● **To do**:
Copy out every one of the entries below, keeping each word, number and mark of punctuation unchanged.

● **Data provided**:
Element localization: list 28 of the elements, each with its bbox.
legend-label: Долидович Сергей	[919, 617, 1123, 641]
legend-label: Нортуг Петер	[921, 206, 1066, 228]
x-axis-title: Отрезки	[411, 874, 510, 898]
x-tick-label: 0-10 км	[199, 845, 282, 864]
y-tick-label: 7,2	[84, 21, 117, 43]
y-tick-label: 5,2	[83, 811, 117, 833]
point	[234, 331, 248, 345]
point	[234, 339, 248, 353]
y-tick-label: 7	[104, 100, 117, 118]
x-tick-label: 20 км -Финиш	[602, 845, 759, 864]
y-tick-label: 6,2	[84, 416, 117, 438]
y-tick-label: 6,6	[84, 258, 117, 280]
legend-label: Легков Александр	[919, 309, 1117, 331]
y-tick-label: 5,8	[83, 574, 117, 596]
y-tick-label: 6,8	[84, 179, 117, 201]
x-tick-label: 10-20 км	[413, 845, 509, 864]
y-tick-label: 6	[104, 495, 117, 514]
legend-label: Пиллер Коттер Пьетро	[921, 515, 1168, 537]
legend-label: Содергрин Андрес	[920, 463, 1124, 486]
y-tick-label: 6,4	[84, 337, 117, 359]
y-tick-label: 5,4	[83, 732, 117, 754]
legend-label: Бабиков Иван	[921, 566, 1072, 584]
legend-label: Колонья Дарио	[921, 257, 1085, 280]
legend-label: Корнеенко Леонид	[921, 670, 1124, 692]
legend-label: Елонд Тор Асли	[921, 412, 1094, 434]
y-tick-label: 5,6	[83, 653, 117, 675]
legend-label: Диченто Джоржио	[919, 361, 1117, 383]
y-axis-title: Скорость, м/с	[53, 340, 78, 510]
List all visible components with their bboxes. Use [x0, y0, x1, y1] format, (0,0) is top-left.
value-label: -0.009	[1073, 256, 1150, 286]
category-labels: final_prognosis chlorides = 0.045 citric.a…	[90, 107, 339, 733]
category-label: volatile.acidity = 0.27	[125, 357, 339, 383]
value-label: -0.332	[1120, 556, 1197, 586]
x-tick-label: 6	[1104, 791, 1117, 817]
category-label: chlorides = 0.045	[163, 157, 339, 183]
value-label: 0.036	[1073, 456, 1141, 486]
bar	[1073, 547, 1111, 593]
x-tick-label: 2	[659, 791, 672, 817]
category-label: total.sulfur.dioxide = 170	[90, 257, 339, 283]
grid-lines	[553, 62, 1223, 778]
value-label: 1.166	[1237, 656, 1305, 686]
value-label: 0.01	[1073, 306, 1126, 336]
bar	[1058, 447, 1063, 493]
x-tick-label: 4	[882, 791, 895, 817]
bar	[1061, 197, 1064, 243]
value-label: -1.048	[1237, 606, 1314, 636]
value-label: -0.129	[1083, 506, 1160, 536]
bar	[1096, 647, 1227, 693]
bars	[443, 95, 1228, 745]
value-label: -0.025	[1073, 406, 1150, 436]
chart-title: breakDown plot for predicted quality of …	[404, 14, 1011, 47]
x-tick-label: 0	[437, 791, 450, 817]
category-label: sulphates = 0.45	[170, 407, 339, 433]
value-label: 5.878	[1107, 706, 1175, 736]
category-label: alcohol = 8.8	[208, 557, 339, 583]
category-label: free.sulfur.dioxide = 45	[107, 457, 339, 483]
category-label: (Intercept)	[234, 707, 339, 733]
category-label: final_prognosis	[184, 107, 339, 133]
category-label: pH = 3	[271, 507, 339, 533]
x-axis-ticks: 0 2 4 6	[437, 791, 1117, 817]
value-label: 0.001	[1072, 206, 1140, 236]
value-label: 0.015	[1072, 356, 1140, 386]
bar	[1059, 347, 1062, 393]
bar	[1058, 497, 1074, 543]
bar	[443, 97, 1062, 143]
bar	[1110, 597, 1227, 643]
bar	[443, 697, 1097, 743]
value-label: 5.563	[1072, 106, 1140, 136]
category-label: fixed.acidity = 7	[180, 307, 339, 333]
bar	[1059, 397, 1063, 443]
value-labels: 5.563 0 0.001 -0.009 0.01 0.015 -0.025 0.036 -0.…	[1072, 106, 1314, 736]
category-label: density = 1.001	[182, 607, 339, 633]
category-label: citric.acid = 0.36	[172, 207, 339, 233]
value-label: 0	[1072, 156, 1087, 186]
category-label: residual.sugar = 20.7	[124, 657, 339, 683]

● **Exercise result**:
Element localization: list 28 of the elements, each with its bbox.
legend-label: Долидович Сергей	[919, 617, 1123, 641]
legend-label: Нортуг Петер	[921, 206, 1066, 228]
x-axis-title: Отрезки	[411, 874, 510, 898]
x-tick-label: 0-10 км	[199, 845, 282, 864]
y-tick-label: 7,2	[84, 21, 117, 43]
y-tick-label: 5,2	[83, 811, 117, 833]
point	[234, 331, 248, 345]
point	[234, 339, 248, 353]
y-tick-label: 7	[104, 100, 117, 118]
x-tick-label: 20 км -Финиш	[602, 845, 759, 864]
y-tick-label: 6,2	[84, 416, 117, 438]
y-tick-label: 6,6	[84, 258, 117, 280]
legend-label: Легков Александр	[919, 309, 1117, 331]
y-tick-label: 5,8	[83, 574, 117, 596]
y-tick-label: 6,8	[84, 179, 117, 201]
x-tick-label: 10-20 км	[413, 845, 509, 864]
y-tick-label: 6	[104, 495, 117, 514]
legend-label: Пиллер Коттер Пьетро	[921, 515, 1168, 537]
legend-label: Содергрин Андрес	[920, 463, 1124, 486]
y-tick-label: 6,4	[84, 337, 117, 359]
y-tick-label: 5,4	[83, 732, 117, 754]
legend-label: Бабиков Иван	[921, 566, 1072, 584]
legend-label: Колонья Дарио	[921, 257, 1085, 280]
legend-label: Корнеенко Леонид	[921, 670, 1124, 692]
legend-label: Елонд Тор Асли	[921, 412, 1094, 434]
y-tick-label: 5,6	[83, 653, 117, 675]
legend-label: Диченто Джоржио	[919, 361, 1117, 383]
y-axis-title: Скорость, м/с	[53, 340, 78, 510]
List all visible components with their bboxes. Use [x0, y0, x1, y1] format, (0,0) is top-left.
value-label: -0.009	[1073, 256, 1150, 286]
category-labels: final_prognosis chlorides = 0.045 citric.a…	[90, 107, 339, 733]
category-label: volatile.acidity = 0.27	[125, 357, 339, 383]
value-label: -0.332	[1120, 556, 1197, 586]
x-tick-label: 6	[1104, 791, 1117, 817]
category-label: chlorides = 0.045	[163, 157, 339, 183]
value-label: 0.036	[1073, 456, 1141, 486]
bar	[1073, 547, 1111, 593]
x-tick-label: 2	[659, 791, 672, 817]
category-label: total.sulfur.dioxide = 170	[90, 257, 339, 283]
grid-lines	[553, 62, 1223, 778]
value-label: 1.166	[1237, 656, 1305, 686]
value-label: 0.01	[1073, 306, 1126, 336]
bar	[1058, 447, 1063, 493]
x-tick-label: 4	[882, 791, 895, 817]
bar	[1061, 197, 1064, 243]
value-label: -1.048	[1237, 606, 1314, 636]
value-label: -0.129	[1083, 506, 1160, 536]
bar	[1096, 647, 1227, 693]
bars	[443, 95, 1228, 745]
value-label: -0.025	[1073, 406, 1150, 436]
chart-title: breakDown plot for predicted quality of …	[404, 14, 1011, 47]
x-tick-label: 0	[437, 791, 450, 817]
category-label: sulphates = 0.45	[170, 407, 339, 433]
value-label: 5.878	[1107, 706, 1175, 736]
category-label: alcohol = 8.8	[208, 557, 339, 583]
category-label: free.sulfur.dioxide = 45	[107, 457, 339, 483]
category-label: (Intercept)	[234, 707, 339, 733]
category-label: final_prognosis	[184, 107, 339, 133]
category-label: pH = 3	[271, 507, 339, 533]
x-axis-ticks: 0 2 4 6	[437, 791, 1117, 817]
value-label: 0.001	[1072, 206, 1140, 236]
value-label: 0.015	[1072, 356, 1140, 386]
bar	[1059, 347, 1062, 393]
bar	[1058, 497, 1074, 543]
bar	[443, 97, 1062, 143]
bar	[1110, 597, 1227, 643]
bar	[443, 697, 1097, 743]
value-label: 5.563	[1072, 106, 1140, 136]
category-label: fixed.acidity = 7	[180, 307, 339, 333]
bar	[1059, 397, 1063, 443]
value-labels: 5.563 0 0.001 -0.009 0.01 0.015 -0.025 0.036 -0.…	[1072, 106, 1314, 736]
category-label: density = 1.001	[182, 607, 339, 633]
category-label: citric.acid = 0.36	[172, 207, 339, 233]
value-label: 0	[1072, 156, 1087, 186]
category-label: residual.sugar = 20.7	[124, 657, 339, 683]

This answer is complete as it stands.